» PROMPT: Select all lines with the string "CONSTRAINT" in them, and copy those lines.
--------
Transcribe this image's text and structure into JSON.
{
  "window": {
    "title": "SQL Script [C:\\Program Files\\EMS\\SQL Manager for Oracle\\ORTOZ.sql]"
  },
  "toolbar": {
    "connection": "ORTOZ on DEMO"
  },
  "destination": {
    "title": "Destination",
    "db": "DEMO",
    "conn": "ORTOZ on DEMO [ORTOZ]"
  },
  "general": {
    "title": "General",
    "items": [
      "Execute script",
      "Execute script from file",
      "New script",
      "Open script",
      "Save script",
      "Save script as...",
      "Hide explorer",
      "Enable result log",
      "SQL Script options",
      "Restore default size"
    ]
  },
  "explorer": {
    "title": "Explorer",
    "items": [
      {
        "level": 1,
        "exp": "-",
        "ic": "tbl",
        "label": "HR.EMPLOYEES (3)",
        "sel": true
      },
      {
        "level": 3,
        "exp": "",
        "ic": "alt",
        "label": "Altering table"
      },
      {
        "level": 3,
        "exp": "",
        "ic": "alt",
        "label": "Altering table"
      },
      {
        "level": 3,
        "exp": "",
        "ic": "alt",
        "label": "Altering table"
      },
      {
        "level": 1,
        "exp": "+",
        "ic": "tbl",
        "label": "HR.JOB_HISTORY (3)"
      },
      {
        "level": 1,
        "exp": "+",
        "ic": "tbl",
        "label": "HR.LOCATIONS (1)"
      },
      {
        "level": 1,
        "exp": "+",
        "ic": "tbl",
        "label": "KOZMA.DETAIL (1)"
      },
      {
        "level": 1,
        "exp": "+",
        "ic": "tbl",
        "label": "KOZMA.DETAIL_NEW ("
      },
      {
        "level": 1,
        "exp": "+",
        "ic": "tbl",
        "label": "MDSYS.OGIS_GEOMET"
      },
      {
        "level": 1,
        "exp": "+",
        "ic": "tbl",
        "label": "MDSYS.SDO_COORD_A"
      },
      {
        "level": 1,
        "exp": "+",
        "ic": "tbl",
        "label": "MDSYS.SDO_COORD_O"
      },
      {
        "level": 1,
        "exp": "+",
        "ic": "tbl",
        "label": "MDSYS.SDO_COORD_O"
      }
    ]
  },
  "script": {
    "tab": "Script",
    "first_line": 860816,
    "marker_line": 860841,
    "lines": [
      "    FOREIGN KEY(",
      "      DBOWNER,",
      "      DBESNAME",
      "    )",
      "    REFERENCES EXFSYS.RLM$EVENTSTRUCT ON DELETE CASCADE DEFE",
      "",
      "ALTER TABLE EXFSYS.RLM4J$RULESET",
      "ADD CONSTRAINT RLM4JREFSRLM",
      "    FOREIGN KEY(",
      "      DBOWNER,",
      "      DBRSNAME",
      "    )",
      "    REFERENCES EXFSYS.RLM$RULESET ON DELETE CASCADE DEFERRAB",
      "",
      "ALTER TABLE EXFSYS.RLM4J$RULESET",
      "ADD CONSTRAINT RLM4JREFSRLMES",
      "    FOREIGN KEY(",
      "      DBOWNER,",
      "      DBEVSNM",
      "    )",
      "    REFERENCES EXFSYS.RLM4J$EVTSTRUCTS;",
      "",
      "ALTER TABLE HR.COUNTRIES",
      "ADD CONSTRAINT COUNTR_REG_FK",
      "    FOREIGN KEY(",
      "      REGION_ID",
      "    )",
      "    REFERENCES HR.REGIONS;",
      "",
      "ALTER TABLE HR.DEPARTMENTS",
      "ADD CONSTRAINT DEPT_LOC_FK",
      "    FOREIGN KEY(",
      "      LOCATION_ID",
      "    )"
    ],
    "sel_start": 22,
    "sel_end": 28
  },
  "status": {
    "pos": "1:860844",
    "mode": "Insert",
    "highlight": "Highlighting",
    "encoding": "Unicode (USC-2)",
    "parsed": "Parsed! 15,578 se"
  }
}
--------
» RESPONSE TO THE TASK:
      "ADD CONSTRAINT RLM4JREFSRLM",
      "ADD CONSTRAINT RLM4JREFSRLMES",
      "ADD CONSTRAINT COUNTR_REG_FK",
      "ADD CONSTRAINT DEPT_LOC_FK",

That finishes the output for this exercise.